# YOUR GOAL
Read the records below. Copy each line where the string "screenshot" occurs.

------ DATA LISTING

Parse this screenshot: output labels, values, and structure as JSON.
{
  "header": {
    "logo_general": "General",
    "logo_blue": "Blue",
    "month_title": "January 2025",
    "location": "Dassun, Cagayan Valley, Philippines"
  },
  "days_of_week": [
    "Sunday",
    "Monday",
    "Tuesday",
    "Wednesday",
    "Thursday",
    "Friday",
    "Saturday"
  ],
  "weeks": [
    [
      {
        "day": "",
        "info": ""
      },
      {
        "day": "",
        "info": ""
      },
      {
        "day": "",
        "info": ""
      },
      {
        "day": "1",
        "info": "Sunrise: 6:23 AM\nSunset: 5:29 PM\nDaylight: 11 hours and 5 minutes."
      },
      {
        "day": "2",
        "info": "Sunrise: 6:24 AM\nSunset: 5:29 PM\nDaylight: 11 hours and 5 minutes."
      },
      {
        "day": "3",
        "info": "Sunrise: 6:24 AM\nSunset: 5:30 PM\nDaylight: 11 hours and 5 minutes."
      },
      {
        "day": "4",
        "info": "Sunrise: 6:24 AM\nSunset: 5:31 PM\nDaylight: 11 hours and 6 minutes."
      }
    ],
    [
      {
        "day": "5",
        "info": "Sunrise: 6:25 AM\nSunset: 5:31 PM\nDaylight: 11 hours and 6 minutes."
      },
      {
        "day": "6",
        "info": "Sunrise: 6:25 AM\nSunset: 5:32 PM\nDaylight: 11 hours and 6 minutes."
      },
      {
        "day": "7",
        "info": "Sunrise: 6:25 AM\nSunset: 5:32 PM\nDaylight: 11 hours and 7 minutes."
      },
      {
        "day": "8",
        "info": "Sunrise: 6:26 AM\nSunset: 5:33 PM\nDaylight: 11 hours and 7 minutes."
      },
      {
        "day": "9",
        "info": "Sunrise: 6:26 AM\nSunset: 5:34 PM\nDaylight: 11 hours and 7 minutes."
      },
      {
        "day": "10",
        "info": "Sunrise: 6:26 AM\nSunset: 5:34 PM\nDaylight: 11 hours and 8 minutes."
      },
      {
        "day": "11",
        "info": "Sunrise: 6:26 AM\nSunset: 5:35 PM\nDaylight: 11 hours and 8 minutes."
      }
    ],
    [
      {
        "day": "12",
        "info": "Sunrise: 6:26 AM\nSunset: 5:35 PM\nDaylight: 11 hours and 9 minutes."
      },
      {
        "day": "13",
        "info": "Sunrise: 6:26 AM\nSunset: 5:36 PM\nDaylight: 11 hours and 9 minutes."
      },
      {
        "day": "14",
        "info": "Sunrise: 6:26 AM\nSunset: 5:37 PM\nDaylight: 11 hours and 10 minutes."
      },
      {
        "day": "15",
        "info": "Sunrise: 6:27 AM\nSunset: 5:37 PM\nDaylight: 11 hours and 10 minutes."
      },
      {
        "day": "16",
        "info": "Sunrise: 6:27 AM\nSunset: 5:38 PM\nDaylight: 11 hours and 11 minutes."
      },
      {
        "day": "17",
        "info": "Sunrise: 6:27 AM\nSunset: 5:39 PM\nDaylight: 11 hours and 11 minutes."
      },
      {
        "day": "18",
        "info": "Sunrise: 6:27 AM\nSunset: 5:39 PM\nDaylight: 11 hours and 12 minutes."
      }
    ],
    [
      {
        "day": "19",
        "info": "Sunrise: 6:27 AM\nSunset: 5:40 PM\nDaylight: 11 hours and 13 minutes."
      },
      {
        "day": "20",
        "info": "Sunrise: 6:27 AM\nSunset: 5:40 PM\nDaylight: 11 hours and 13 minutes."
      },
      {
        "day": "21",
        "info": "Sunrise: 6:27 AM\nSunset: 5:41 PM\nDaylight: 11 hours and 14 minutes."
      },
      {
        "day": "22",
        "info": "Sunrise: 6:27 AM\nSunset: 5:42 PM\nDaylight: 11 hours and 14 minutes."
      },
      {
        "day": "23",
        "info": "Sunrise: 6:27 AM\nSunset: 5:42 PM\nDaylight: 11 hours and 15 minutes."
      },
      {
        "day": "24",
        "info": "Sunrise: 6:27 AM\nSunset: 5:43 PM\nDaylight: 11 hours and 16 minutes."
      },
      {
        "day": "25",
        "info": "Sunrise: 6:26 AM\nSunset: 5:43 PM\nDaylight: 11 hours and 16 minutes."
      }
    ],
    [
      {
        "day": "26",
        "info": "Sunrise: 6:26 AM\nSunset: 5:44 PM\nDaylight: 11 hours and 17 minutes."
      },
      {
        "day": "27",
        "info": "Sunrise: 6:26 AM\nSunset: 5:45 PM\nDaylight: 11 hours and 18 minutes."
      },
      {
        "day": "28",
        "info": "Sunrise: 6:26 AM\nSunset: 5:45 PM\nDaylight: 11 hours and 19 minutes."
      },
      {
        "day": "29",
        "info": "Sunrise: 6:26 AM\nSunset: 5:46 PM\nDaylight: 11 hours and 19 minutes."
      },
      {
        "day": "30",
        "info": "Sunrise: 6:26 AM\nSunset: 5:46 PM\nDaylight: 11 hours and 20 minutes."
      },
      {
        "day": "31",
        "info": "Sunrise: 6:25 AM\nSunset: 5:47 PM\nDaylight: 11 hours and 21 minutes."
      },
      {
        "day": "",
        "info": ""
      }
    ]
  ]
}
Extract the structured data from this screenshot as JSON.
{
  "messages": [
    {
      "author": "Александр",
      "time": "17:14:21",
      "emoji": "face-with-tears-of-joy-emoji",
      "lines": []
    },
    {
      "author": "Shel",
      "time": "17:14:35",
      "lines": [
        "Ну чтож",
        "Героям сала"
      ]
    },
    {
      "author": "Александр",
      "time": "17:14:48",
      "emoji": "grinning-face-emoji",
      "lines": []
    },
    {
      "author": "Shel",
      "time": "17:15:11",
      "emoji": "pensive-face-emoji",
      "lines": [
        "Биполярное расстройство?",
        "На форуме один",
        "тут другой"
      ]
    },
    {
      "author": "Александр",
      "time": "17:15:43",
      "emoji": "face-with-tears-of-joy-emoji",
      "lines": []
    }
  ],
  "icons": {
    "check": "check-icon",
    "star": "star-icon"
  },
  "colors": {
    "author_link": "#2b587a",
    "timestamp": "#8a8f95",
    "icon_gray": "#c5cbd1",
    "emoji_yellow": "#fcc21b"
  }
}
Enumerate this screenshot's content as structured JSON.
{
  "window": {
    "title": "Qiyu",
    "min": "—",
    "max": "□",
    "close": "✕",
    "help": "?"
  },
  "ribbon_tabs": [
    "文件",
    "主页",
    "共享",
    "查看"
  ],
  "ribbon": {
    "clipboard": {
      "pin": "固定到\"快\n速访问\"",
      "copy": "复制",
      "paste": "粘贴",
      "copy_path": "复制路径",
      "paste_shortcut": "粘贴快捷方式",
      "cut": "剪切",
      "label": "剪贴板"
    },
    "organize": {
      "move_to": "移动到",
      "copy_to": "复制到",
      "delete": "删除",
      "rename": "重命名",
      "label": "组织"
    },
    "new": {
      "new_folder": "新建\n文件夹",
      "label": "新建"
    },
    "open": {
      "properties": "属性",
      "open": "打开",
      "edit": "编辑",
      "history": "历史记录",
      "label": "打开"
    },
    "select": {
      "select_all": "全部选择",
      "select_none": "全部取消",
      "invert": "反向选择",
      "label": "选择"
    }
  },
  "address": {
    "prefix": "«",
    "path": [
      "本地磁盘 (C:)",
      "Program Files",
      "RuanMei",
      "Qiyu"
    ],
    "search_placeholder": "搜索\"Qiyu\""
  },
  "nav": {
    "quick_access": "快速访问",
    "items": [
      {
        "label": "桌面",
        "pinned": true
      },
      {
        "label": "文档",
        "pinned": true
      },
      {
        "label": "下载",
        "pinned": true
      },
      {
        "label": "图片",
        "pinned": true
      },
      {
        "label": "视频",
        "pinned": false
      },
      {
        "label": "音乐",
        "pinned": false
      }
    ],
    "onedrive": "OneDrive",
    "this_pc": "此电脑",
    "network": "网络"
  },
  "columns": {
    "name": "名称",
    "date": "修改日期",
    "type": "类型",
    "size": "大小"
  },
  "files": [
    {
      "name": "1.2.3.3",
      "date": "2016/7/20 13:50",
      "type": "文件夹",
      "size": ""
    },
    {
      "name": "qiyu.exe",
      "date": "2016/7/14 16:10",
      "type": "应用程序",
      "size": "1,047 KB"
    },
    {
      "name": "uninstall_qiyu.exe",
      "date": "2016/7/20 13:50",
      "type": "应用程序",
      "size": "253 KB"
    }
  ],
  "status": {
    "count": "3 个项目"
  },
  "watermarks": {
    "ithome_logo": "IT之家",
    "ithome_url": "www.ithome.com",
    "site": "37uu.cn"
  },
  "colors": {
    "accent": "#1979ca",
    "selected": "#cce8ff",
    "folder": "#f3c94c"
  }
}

------------

# TASK OUTPUT
Parse this screenshot: output labels, values, and structure as JSON.
Extract the structured data from this screenshot as JSON.
Enumerate this screenshot's content as structured JSON.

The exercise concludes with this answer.